* **Work instructions**: Every line below that mentions the word "structured" should be copied out.
--- Input material ---
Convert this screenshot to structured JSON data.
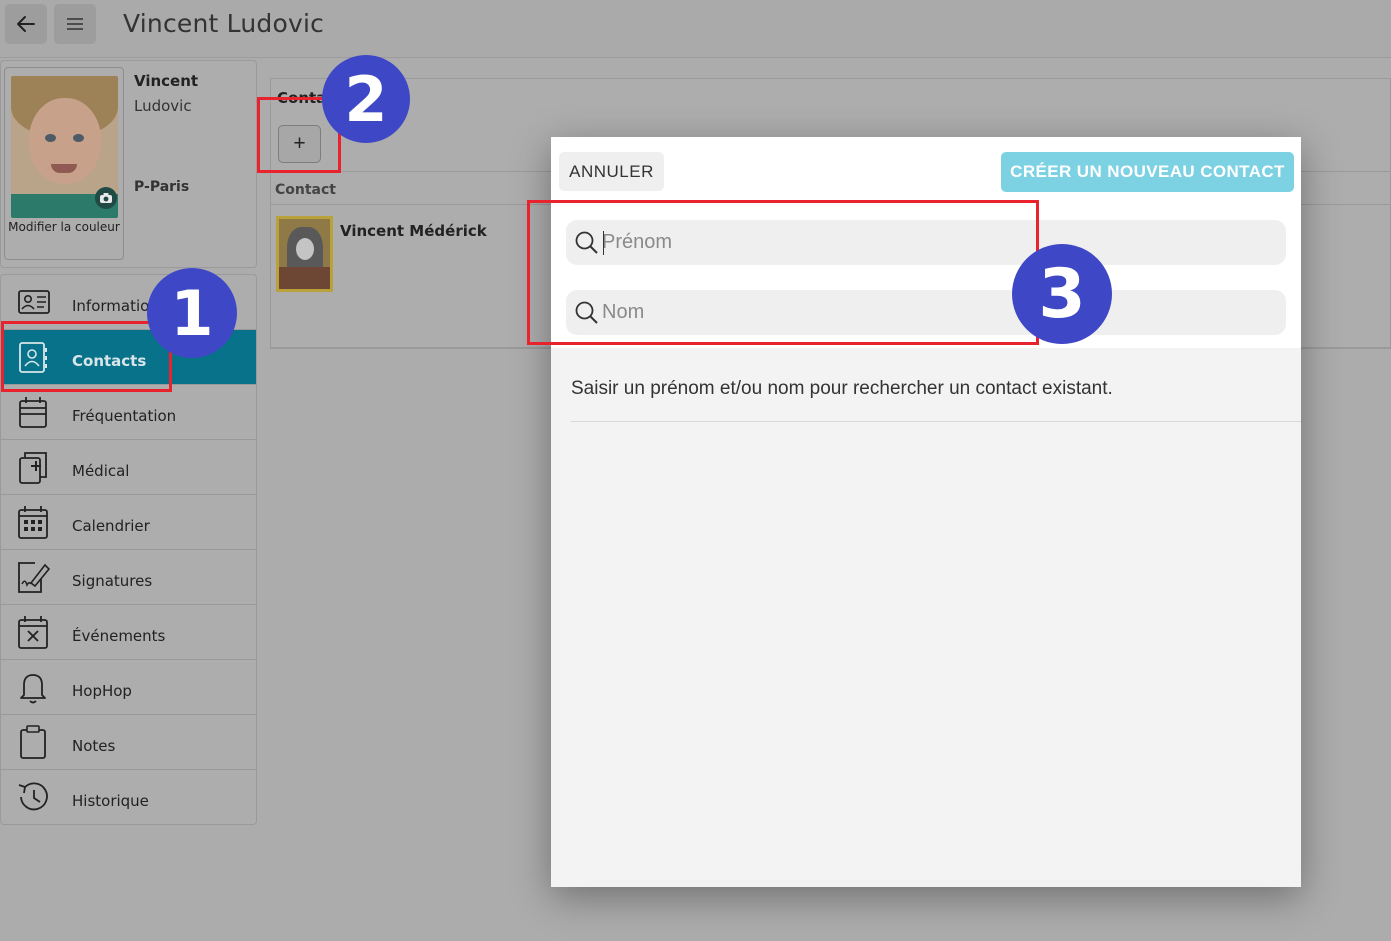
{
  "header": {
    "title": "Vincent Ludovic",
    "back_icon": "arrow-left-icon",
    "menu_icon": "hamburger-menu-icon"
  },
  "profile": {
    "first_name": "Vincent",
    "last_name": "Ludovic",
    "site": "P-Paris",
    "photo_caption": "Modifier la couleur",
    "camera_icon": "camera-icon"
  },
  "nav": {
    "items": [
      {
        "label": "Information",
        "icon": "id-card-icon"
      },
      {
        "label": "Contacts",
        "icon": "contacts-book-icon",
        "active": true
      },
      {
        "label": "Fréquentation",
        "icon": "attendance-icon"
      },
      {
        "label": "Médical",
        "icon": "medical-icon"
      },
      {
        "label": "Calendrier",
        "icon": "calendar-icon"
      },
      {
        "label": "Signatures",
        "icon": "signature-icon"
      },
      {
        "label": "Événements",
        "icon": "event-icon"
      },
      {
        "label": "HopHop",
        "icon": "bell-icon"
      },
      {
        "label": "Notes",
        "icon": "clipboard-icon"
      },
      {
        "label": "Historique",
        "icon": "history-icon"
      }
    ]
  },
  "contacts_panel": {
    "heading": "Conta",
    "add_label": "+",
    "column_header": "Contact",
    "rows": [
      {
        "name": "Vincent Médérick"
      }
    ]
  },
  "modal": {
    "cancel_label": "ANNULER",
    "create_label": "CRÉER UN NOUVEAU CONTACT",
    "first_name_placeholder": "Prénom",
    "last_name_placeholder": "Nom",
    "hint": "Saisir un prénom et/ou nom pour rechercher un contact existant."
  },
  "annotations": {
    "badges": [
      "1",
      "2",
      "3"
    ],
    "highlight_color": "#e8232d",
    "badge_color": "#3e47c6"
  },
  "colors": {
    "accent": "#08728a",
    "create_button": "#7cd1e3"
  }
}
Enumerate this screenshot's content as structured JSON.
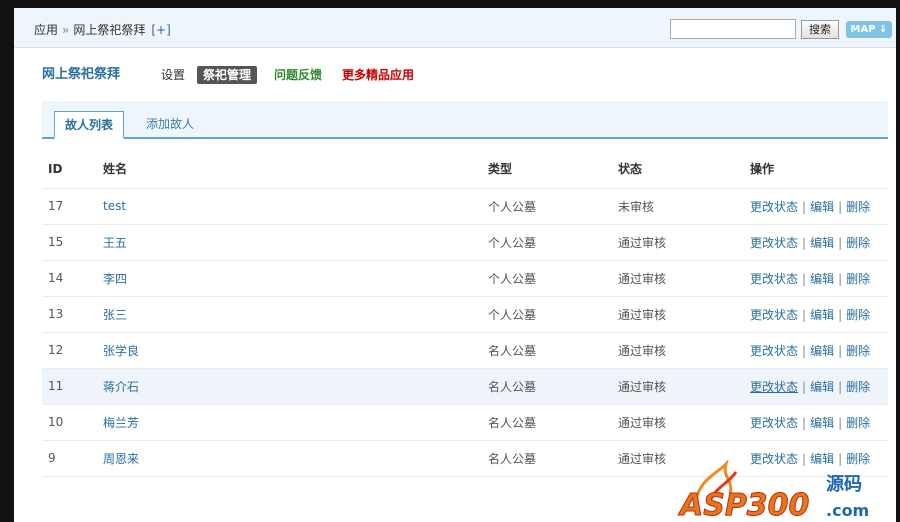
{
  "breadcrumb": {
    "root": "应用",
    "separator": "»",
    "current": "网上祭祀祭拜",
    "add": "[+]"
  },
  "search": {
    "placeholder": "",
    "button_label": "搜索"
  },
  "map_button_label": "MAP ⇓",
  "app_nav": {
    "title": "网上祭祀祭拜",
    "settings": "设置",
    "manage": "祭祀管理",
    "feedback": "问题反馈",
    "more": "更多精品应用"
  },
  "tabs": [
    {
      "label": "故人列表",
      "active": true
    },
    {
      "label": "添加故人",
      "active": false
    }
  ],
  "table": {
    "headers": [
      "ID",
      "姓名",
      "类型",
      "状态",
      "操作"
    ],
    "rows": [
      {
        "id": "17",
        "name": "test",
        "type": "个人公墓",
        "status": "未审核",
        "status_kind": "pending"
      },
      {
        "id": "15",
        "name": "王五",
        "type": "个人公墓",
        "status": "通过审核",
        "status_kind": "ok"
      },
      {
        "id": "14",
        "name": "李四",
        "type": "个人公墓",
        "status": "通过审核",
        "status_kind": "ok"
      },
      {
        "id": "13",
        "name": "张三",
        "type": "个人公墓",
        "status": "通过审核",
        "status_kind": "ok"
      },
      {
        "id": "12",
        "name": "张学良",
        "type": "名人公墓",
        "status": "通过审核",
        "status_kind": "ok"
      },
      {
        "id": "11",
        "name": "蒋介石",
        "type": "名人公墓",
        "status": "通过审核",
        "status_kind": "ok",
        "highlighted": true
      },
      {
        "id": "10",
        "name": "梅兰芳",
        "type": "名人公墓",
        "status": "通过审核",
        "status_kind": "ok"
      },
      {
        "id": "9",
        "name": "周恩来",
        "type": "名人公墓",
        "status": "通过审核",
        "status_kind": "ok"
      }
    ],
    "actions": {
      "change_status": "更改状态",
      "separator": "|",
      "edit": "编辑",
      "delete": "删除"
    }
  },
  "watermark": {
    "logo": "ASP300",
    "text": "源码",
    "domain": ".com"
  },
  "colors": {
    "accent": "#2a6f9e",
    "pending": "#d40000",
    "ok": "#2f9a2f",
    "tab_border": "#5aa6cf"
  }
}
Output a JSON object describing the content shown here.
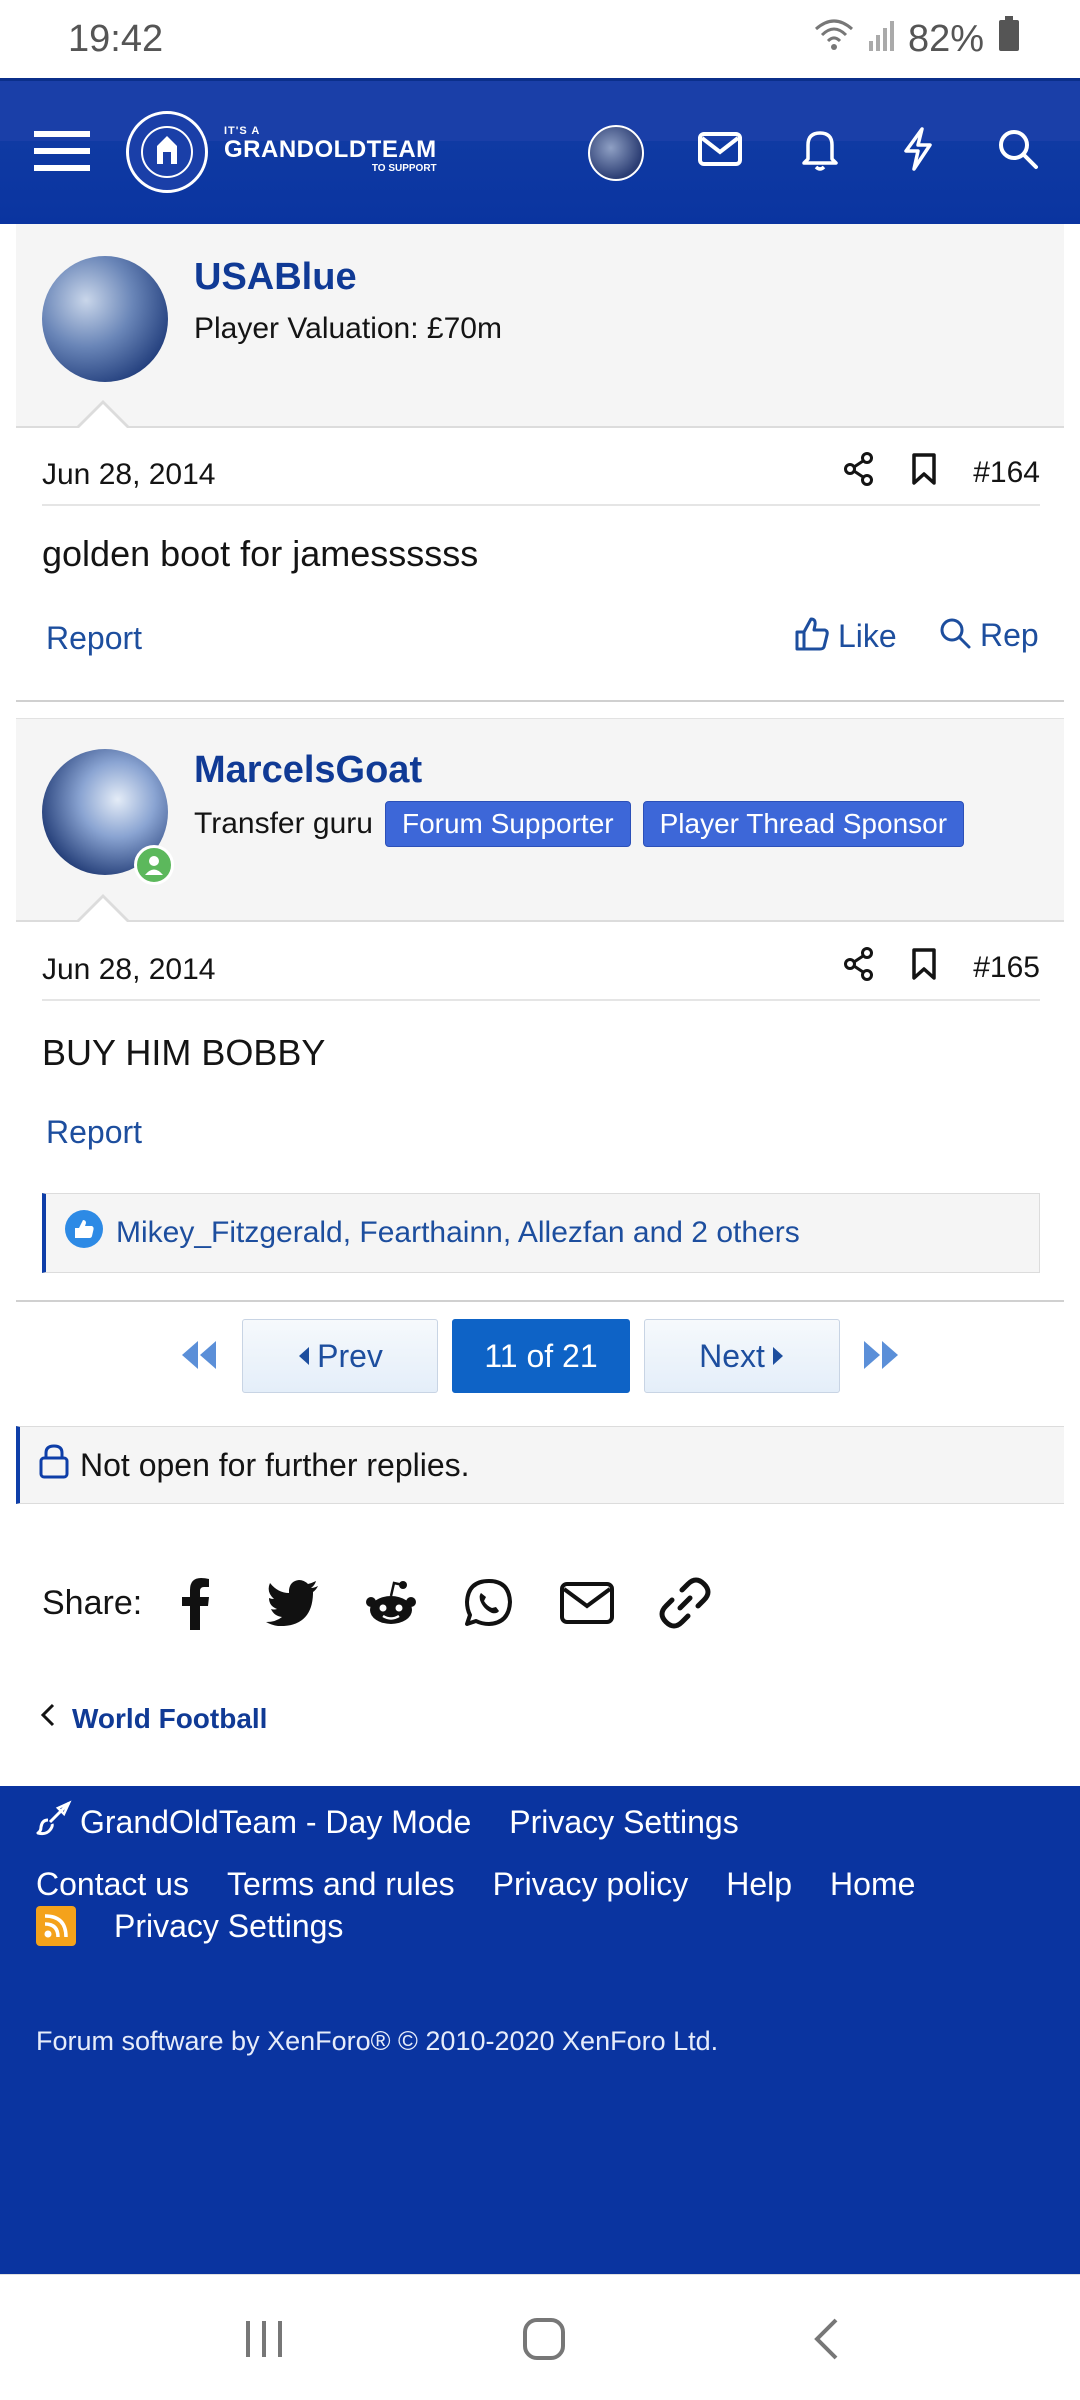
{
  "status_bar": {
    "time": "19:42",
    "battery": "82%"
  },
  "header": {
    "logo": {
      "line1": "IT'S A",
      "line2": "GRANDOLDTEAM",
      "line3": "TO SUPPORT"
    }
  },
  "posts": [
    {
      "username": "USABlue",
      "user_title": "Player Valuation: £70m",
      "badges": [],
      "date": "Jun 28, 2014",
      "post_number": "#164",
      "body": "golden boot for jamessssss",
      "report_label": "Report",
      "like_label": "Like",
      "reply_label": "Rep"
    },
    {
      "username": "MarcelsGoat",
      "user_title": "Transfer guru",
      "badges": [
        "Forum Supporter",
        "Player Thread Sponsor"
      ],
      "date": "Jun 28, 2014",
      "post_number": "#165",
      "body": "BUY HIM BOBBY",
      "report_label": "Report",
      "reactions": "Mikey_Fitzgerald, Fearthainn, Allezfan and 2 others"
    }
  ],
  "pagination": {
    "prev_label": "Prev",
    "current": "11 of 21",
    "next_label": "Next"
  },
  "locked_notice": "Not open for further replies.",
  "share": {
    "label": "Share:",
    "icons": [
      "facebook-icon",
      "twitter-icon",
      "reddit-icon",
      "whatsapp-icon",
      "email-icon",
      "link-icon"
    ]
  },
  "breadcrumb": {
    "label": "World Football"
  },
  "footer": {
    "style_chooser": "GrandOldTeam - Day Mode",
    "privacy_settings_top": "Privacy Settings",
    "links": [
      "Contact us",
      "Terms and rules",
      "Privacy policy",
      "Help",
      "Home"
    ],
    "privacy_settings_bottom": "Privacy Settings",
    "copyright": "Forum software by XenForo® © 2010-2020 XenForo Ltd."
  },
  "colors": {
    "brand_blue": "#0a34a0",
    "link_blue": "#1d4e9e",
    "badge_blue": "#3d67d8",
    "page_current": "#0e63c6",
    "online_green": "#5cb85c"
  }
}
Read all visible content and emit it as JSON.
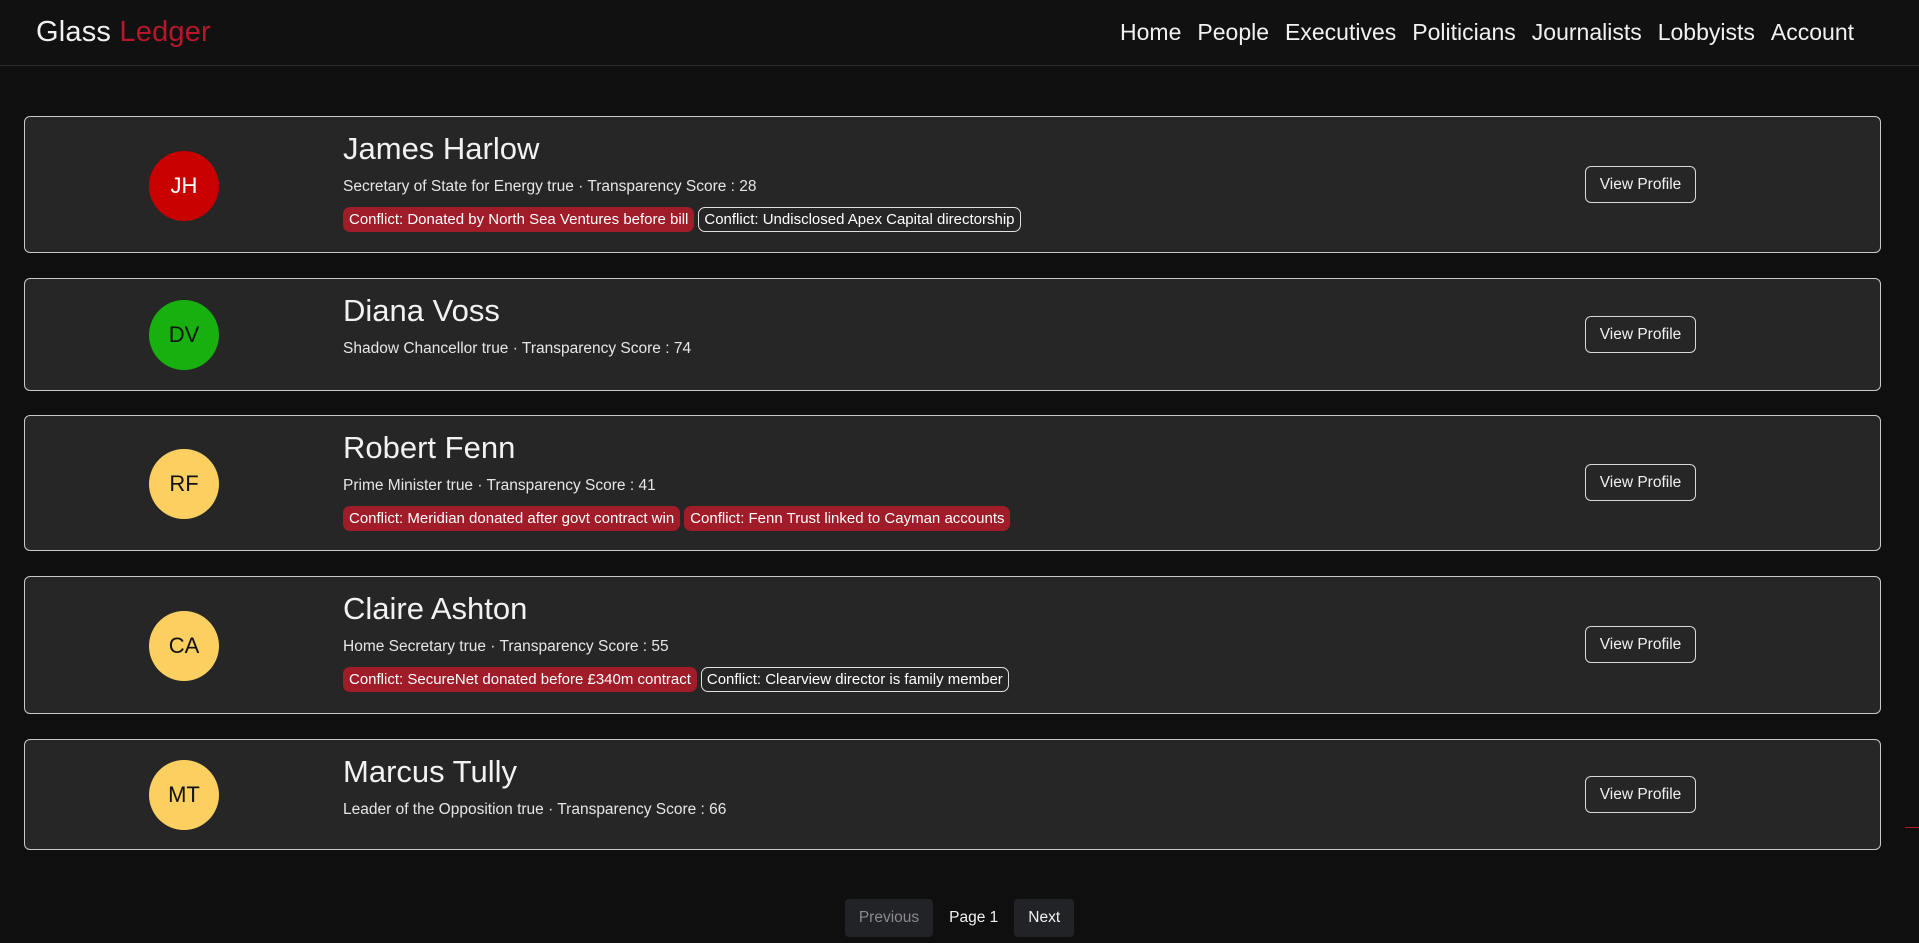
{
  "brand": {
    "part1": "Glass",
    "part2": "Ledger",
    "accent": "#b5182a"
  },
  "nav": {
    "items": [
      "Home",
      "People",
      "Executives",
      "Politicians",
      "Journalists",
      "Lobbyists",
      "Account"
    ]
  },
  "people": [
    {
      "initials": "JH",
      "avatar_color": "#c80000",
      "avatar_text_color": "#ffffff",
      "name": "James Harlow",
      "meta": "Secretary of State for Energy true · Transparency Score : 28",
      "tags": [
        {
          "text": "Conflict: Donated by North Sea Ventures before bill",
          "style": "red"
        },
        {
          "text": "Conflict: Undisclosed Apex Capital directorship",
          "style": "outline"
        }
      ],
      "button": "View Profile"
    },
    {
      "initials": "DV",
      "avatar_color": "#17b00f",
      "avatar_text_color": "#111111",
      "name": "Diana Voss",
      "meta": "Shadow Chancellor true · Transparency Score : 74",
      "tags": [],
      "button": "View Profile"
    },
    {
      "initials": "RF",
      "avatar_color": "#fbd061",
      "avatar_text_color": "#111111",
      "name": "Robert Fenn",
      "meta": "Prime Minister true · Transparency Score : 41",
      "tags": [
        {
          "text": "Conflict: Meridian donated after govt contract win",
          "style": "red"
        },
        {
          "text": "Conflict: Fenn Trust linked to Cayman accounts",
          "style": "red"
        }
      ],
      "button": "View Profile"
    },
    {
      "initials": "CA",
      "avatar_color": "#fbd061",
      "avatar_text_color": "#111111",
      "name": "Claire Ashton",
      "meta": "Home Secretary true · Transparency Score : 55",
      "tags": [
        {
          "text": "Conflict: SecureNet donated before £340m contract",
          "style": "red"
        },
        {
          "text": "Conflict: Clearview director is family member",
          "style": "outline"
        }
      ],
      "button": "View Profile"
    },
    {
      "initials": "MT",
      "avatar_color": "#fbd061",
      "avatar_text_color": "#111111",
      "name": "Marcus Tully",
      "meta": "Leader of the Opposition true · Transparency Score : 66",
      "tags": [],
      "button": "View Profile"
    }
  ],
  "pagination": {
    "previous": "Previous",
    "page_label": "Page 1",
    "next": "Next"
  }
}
---
* **The output**:
Convert this screenshot to structured JSON data.
Enumerate this screenshot's content as structured JSON.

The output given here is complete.